WHAT YOU NEED TO DO ->
Gather each line containing the string "анализа" from these entries.

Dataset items
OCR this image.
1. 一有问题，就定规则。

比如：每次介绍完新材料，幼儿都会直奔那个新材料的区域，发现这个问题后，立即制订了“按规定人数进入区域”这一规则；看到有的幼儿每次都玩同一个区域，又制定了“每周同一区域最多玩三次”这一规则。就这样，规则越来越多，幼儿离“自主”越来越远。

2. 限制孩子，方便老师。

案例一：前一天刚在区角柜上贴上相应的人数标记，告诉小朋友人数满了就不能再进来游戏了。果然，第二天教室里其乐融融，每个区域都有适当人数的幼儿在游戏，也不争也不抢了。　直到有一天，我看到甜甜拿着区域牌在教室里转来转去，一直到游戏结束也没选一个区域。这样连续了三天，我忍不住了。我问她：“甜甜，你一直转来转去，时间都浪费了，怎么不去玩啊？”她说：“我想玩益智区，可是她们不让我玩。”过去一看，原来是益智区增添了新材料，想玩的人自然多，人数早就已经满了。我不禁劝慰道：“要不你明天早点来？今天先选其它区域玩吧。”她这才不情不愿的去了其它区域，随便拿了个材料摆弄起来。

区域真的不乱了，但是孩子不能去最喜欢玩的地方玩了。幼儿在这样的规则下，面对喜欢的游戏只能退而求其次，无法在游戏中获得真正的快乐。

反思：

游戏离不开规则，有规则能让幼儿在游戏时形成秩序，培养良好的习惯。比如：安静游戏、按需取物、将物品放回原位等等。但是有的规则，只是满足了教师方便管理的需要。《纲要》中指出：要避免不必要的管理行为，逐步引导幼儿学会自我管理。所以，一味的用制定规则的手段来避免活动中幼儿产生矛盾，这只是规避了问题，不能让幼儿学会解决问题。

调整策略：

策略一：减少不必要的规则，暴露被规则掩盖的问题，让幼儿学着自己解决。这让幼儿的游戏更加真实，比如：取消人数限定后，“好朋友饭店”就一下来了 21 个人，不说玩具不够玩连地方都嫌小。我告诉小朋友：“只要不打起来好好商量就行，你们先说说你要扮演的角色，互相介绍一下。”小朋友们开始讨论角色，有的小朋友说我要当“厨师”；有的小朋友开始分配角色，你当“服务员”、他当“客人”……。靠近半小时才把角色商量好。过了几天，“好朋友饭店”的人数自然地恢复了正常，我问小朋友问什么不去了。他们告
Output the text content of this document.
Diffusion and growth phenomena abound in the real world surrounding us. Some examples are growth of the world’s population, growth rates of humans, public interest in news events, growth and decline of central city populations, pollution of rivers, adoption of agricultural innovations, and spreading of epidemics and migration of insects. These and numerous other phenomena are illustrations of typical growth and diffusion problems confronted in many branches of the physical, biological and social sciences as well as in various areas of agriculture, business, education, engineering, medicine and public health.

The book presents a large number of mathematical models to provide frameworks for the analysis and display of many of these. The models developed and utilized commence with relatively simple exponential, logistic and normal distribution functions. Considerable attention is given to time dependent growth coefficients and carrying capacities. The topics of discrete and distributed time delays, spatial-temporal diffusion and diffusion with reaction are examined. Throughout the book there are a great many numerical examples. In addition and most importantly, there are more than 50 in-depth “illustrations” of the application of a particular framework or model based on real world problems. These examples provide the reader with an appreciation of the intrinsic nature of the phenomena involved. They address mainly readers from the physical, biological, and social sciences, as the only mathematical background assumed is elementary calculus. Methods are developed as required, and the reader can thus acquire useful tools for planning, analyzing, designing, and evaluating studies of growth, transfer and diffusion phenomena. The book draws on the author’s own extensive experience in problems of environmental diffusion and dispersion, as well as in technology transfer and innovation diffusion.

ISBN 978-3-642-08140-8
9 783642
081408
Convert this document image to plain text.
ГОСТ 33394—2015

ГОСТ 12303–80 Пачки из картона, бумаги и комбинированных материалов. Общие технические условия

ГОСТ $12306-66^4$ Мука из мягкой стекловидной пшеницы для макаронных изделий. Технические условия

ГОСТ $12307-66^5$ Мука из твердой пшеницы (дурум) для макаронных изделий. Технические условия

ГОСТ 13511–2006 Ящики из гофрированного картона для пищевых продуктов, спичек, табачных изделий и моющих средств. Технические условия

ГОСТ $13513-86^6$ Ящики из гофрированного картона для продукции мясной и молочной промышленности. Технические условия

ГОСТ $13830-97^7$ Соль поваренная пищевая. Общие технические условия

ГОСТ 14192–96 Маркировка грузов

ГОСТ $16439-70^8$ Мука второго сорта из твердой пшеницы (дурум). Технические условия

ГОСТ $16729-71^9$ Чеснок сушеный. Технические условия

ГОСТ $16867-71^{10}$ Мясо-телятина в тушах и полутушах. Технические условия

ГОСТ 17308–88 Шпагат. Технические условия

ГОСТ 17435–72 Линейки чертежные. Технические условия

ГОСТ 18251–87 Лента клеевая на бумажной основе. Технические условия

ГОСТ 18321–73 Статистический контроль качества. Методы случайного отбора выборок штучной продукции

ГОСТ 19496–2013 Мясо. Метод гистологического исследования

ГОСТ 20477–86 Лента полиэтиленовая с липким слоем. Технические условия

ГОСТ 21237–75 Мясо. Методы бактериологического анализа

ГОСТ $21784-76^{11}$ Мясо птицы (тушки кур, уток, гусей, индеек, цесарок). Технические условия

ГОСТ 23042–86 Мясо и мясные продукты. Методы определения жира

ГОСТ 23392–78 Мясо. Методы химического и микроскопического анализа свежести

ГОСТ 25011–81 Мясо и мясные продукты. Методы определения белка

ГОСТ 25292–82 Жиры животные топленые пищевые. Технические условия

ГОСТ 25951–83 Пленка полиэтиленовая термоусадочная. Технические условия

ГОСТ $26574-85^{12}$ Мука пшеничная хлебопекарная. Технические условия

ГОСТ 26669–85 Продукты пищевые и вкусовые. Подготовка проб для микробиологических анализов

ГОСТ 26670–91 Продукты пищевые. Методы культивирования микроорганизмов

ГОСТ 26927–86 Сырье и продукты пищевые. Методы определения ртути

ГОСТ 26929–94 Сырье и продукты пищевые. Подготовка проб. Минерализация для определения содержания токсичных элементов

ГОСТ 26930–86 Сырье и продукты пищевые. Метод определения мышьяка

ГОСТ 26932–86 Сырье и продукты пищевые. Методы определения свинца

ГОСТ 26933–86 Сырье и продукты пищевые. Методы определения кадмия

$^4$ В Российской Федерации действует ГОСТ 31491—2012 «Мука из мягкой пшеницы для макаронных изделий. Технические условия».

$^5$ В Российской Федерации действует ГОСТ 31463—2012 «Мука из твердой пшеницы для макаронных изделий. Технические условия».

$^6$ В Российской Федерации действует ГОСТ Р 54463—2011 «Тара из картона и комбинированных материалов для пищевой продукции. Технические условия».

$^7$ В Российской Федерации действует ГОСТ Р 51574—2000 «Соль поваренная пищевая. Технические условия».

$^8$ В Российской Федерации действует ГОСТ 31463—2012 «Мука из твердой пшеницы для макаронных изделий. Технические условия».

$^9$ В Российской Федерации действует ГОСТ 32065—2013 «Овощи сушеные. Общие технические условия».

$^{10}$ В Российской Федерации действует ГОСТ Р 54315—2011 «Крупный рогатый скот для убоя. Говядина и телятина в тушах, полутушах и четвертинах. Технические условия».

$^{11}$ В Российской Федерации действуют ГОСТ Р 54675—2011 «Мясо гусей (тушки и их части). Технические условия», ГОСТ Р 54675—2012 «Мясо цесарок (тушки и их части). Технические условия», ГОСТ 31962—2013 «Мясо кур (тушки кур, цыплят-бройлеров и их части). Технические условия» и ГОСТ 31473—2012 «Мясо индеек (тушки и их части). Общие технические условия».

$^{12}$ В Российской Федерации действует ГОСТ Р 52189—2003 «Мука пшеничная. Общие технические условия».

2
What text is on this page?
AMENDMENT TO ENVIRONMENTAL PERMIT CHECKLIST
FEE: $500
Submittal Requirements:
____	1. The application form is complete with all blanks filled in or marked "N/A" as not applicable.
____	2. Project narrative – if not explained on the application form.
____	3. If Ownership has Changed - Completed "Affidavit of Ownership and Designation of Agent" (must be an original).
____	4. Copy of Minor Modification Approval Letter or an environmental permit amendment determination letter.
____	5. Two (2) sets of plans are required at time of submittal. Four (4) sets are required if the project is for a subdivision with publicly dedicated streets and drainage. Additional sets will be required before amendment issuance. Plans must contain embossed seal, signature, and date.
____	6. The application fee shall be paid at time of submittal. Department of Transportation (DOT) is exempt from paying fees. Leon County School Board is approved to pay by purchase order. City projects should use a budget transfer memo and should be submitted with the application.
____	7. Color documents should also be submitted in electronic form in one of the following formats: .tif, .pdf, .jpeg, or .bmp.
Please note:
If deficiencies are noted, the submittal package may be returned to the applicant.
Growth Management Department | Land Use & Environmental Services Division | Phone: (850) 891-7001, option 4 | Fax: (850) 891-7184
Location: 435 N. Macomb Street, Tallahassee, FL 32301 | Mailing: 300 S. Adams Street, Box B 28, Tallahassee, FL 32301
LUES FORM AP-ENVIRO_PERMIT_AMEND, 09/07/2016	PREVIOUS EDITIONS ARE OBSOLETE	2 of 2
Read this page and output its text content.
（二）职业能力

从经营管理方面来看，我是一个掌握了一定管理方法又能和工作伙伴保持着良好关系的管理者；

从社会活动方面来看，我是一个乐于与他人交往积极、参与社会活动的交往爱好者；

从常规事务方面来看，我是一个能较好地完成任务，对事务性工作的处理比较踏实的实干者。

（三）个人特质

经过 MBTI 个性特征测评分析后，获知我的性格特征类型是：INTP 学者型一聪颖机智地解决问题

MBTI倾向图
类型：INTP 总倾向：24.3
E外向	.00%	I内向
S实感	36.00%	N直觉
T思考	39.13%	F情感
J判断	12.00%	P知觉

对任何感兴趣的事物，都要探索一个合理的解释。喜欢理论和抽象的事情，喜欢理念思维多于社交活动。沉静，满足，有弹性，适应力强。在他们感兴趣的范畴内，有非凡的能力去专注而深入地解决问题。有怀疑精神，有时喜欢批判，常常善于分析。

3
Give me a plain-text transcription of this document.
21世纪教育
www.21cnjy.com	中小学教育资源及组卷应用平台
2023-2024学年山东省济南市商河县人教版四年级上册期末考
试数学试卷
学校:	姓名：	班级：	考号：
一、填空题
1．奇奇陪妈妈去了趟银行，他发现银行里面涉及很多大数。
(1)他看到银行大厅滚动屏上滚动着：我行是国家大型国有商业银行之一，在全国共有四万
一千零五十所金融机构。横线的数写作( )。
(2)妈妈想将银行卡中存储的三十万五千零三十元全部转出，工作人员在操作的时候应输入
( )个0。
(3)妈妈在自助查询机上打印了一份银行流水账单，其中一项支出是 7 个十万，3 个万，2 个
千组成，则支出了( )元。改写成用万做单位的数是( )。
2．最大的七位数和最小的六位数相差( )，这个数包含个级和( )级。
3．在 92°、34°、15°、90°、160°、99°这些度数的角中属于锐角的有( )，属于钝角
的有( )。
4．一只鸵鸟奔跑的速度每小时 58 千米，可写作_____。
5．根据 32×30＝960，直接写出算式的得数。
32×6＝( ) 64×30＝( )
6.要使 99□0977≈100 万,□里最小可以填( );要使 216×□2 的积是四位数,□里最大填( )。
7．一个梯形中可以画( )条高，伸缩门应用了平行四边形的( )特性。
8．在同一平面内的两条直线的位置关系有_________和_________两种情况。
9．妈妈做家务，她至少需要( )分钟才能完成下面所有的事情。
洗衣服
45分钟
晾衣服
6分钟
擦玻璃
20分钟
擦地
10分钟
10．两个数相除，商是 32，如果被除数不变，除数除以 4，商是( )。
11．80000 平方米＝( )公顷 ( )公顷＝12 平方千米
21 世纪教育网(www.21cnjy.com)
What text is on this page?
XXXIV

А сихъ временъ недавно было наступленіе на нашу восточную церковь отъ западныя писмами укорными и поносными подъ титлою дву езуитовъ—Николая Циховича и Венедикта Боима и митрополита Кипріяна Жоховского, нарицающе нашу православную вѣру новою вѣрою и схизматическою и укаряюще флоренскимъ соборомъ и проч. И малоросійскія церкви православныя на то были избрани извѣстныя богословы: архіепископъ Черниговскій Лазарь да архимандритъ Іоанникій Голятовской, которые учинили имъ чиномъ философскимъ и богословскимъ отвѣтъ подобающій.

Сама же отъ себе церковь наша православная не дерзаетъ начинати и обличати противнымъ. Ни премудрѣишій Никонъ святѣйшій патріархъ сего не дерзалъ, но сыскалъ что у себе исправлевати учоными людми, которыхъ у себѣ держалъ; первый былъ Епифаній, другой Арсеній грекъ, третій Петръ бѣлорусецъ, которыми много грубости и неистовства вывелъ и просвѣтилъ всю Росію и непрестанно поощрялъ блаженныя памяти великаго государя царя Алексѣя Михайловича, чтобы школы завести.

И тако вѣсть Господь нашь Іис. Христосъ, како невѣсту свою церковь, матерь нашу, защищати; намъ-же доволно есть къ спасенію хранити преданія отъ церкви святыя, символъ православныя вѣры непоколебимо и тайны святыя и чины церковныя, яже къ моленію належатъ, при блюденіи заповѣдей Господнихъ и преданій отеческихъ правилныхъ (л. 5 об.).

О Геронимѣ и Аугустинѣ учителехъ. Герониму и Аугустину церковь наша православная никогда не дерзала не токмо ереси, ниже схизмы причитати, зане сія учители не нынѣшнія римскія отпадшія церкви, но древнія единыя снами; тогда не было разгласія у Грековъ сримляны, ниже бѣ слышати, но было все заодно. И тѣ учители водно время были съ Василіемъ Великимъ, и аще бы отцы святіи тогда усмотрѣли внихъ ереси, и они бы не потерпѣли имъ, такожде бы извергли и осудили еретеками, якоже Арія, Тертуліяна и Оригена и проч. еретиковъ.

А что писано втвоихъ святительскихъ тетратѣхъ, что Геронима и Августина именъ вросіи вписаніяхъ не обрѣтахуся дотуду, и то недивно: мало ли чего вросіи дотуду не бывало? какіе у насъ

OUTPUT FOR THIS EXERCISE ->
ГОСТ 21237–75 Мясо. Методы бактериологического анализа
ГОСТ 23392–78 Мясо. Методы химического и микроскопического анализа свежести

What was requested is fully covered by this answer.